WHAT NEEDS TO BE DONE |
Pick out each line below containing "Additional".

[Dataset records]
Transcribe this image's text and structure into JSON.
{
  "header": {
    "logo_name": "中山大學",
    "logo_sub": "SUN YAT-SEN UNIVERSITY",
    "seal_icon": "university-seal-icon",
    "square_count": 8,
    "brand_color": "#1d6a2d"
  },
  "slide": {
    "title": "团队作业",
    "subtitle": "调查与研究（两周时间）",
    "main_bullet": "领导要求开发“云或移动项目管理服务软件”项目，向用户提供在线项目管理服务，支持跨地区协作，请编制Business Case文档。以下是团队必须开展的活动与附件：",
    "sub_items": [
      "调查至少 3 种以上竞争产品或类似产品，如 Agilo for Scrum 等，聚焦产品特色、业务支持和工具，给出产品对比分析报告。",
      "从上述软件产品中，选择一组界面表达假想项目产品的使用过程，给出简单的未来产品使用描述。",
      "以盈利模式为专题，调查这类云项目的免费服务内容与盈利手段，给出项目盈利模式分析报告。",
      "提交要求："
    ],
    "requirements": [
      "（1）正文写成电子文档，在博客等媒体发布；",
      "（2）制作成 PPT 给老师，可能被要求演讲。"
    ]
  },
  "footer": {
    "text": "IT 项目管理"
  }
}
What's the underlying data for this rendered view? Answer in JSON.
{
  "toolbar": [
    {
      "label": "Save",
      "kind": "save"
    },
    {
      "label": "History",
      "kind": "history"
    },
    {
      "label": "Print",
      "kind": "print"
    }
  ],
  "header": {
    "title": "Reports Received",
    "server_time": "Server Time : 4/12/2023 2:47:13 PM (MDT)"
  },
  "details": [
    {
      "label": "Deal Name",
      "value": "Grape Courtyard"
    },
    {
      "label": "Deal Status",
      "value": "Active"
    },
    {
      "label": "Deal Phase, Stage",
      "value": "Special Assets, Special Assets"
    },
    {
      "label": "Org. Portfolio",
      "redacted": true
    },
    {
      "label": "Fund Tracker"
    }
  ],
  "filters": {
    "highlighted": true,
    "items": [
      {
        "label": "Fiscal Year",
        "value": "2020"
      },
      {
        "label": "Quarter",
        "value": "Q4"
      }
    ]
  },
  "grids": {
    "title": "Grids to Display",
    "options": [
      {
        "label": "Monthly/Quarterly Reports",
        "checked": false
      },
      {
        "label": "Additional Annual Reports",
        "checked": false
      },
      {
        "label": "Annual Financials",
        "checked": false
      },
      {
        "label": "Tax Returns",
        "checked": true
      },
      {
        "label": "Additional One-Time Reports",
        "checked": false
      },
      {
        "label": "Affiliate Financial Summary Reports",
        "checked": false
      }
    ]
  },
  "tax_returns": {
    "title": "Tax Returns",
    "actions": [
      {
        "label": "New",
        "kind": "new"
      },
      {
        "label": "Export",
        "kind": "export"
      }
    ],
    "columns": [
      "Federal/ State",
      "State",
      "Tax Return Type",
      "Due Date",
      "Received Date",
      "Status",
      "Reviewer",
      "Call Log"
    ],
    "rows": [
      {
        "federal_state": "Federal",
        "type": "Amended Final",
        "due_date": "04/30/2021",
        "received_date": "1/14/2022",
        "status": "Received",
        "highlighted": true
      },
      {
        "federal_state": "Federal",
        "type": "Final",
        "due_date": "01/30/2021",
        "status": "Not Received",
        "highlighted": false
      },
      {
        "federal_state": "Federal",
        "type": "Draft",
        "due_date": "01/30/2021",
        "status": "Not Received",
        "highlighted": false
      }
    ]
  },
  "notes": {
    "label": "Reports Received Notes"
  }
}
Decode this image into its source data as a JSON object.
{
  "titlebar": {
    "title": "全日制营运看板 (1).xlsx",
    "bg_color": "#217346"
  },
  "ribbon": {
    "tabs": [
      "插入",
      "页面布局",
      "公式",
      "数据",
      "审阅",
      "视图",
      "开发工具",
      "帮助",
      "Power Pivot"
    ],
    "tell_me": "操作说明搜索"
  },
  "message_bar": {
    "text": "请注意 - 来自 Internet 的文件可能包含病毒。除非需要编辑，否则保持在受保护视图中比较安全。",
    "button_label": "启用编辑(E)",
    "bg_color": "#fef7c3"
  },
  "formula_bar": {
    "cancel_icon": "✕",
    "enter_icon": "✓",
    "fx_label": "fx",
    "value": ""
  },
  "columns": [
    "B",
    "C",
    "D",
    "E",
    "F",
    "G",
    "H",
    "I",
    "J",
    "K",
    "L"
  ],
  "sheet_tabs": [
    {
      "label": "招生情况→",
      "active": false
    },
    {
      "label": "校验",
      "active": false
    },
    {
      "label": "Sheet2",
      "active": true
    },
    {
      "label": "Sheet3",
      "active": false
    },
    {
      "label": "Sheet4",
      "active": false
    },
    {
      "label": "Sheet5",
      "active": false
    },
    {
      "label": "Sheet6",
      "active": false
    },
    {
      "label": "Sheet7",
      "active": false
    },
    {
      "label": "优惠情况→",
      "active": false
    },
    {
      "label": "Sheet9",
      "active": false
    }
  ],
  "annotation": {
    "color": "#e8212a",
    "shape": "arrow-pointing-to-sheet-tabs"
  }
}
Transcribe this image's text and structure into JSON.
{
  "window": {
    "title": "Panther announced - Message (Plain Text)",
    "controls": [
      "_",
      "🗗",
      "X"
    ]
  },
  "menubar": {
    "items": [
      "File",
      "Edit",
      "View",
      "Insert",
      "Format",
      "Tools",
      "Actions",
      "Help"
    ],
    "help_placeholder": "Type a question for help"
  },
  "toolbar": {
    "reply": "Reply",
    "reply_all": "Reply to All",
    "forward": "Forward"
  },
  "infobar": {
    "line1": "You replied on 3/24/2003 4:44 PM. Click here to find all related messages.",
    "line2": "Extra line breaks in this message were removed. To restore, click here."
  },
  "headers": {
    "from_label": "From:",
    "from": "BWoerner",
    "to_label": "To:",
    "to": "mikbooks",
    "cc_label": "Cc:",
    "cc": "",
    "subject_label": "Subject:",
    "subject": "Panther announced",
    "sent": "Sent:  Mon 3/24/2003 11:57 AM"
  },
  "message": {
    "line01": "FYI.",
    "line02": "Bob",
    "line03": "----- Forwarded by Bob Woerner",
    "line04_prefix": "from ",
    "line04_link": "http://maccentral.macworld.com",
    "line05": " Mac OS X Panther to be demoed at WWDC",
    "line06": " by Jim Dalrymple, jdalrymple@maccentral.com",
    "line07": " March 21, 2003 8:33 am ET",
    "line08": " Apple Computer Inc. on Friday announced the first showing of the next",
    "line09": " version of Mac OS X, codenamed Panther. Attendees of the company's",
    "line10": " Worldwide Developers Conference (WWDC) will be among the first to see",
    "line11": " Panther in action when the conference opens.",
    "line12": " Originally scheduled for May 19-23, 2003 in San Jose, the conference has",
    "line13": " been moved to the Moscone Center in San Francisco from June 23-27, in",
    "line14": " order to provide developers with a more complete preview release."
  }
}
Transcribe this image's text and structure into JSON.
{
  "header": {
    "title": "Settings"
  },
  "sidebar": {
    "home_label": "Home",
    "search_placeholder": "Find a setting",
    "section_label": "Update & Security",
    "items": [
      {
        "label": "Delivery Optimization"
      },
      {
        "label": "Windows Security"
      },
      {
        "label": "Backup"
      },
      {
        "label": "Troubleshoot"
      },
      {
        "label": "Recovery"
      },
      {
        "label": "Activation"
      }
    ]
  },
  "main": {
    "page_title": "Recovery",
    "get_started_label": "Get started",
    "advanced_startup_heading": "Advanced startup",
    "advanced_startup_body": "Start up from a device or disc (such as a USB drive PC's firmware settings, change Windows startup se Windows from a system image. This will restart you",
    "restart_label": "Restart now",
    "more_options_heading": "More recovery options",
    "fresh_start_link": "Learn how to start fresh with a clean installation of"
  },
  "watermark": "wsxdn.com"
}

ANSWER FOR THE TASK |
        "label": "Additional Annual Reports",
        "label": "Additional One-Time Reports",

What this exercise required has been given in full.